• _WHAT IS REQUIRED_
Retype each entry below, keeping every character the same.

• _RECORDS FOR THE EXERCISE_

## start

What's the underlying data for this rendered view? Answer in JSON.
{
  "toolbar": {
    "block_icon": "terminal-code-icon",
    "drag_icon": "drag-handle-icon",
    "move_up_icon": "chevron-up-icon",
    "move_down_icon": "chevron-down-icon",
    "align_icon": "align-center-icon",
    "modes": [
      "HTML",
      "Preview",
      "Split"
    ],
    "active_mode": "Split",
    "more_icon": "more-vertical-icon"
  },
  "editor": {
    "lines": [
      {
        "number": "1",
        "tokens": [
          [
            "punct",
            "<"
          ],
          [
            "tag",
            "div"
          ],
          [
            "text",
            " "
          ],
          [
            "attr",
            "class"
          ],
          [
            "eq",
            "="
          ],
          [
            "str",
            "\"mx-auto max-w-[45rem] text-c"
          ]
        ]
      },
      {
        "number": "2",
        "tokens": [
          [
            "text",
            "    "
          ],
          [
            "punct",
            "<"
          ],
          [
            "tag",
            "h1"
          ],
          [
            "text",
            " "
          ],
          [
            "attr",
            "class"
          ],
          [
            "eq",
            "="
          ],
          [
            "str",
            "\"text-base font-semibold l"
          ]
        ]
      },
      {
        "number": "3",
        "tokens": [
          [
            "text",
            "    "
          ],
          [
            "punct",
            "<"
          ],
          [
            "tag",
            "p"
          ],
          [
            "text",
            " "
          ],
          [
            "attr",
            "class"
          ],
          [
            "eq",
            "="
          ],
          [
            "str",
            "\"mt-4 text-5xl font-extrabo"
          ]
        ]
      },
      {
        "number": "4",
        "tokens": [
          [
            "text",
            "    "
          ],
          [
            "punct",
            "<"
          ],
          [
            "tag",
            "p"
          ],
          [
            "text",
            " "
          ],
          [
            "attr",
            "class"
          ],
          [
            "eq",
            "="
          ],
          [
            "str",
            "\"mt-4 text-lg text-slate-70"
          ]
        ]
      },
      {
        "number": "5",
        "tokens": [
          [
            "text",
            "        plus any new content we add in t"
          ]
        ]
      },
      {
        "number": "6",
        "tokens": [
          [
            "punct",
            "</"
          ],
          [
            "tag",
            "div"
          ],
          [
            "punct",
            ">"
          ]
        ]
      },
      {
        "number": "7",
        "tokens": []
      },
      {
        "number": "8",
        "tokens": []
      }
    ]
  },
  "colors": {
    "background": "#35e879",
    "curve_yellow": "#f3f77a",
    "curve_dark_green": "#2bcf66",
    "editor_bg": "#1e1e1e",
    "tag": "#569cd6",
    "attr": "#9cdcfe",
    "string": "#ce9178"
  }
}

## end

• _RESPONSE TO THE TASK_
What's the underlying data for this rendered view? Answer in JSON.
{
  "toolbar": {
    "block_icon": "terminal-code-icon",
    "drag_icon": "drag-handle-icon",
    "move_up_icon": "chevron-up-icon",
    "move_down_icon": "chevron-down-icon",
    "align_icon": "align-center-icon",
    "modes": [
      "HTML",
      "Preview",
      "Split"
    ],
    "active_mode": "Split",
    "more_icon": "more-vertical-icon"
  },
  "editor": {
    "lines": [
      {
        "number": "1",
        "tokens": [
          [
            "punct",
            "<"
          ],
          [
            "tag",
            "div"
          ],
          [
            "text",
            " "
          ],
          [
            "attr",
            "class"
          ],
          [
            "eq",
            "="
          ],
          [
            "str",
            "\"mx-auto max-w-[45rem] text-c"
          ]
        ]
      },
      {
        "number": "2",
        "tokens": [
          [
            "text",
            "    "
          ],
          [
            "punct",
            "<"
          ],
          [
            "tag",
            "h1"
          ],
          [
            "text",
            " "
          ],
          [
            "attr",
            "class"
          ],
          [
            "eq",
            "="
          ],
          [
            "str",
            "\"text-base font-semibold l"
          ]
        ]
      },
      {
        "number": "3",
        "tokens": [
          [
            "text",
            "    "
          ],
          [
            "punct",
            "<"
          ],
          [
            "tag",
            "p"
          ],
          [
            "text",
            " "
          ],
          [
            "attr",
            "class"
          ],
          [
            "eq",
            "="
          ],
          [
            "str",
            "\"mt-4 text-5xl font-extrabo"
          ]
        ]
      },
      {
        "number": "4",
        "tokens": [
          [
            "text",
            "    "
          ],
          [
            "punct",
            "<"
          ],
          [
            "tag",
            "p"
          ],
          [
            "text",
            " "
          ],
          [
            "attr",
            "class"
          ],
          [
            "eq",
            "="
          ],
          [
            "str",
            "\"mt-4 text-lg text-slate-70"
          ]
        ]
      },
      {
        "number": "5",
        "tokens": [
          [
            "text",
            "        plus any new content we add in t"
          ]
        ]
      },
      {
        "number": "6",
        "tokens": [
          [
            "punct",
            "</"
          ],
          [
            "tag",
            "div"
          ],
          [
            "punct",
            ">"
          ]
        ]
      },
      {
        "number": "7",
        "tokens": []
      },
      {
        "number": "8",
        "tokens": []
      }
    ]
  },
  "colors": {
    "background": "#35e879",
    "curve_yellow": "#f3f77a",
    "curve_dark_green": "#2bcf66",
    "editor_bg": "#1e1e1e",
    "tag": "#569cd6",
    "attr": "#9cdcfe",
    "string": "#ce9178"
  }
}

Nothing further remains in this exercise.